ENTRIES SUPPLIED
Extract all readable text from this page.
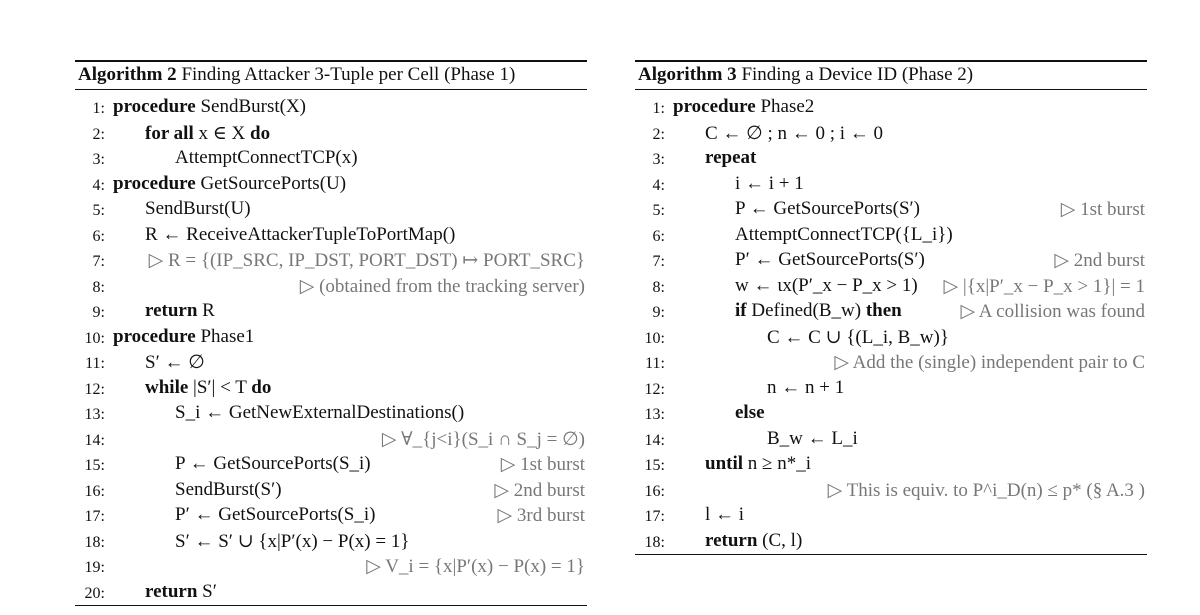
Algorithm 2 Finding Attacker 3-Tuple per Cell (Phase 1)
1: procedure SendBurst(X)
2: for all x ∈ X do
3:	AttemptConnectTCP(x)
4: procedure GetSourcePorts(U)
5: SendBurst(U)
6: R ← ReceiveAttackerTupleToPortMap()
7: ▷ R = {(IP_SRC, IP_DST, PORT_DST) ↦ PORT_SRC}
8:	▷ (obtained from the tracking server)
9: return R
10: procedure Phase1
11: S′ ← ∅
12: while |S′| < T do
13:	S_i ← GetNewExternalDestinations()
14:	▷ ∀_{j<i}(S_i ∩ S_j = ∅)
15:	P ← GetSourcePorts(S_i)	▷ 1st burst
16:	SendBurst(S′)	▷ 2nd burst
17:	P′ ← GetSourcePorts(S_i)	▷ 3rd burst
18:	S′ ← S′ ∪ {x|P′(x) − P(x) = 1}
19:	▷ V_i = {x|P′(x) − P(x) = 1}
20: return S′
Algorithm 3 Finding a Device ID (Phase 2)
1: procedure Phase2
2: C ← ∅ ; n ← 0 ; i ← 0
3: repeat
4:	i ← i + 1
5:	P ← GetSourcePorts(S′)	▷ 1st burst
6:	AttemptConnectTCP({L_i})
7:	P′ ← GetSourcePorts(S′)	▷ 2nd burst
8:	w ← ιx(P′_x − P_x > 1) ▷ |{x|P′_x − P_x > 1}| = 1
9:	if Defined(B_w) then	▷ A collision was found
10:	C ← C ∪ {(L_i, B_w)}
11:	▷ Add the (single) independent pair to C
12:	n ← n + 1
13:	else
14:	B_w ← L_i
15: until n ≥ n*_i
16:	▷ This is equiv. to P^i_D(n) ≤ p* (§ A.3 )
17: l ← i
18: return (C, l)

THE REQUEST
Using the listing above, list every line in which the string "procedure" occurs.

ANSWER
1: procedure SendBurst(X)
4: procedure GetSourcePorts(U)
10: procedure Phase1
1: procedure Phase2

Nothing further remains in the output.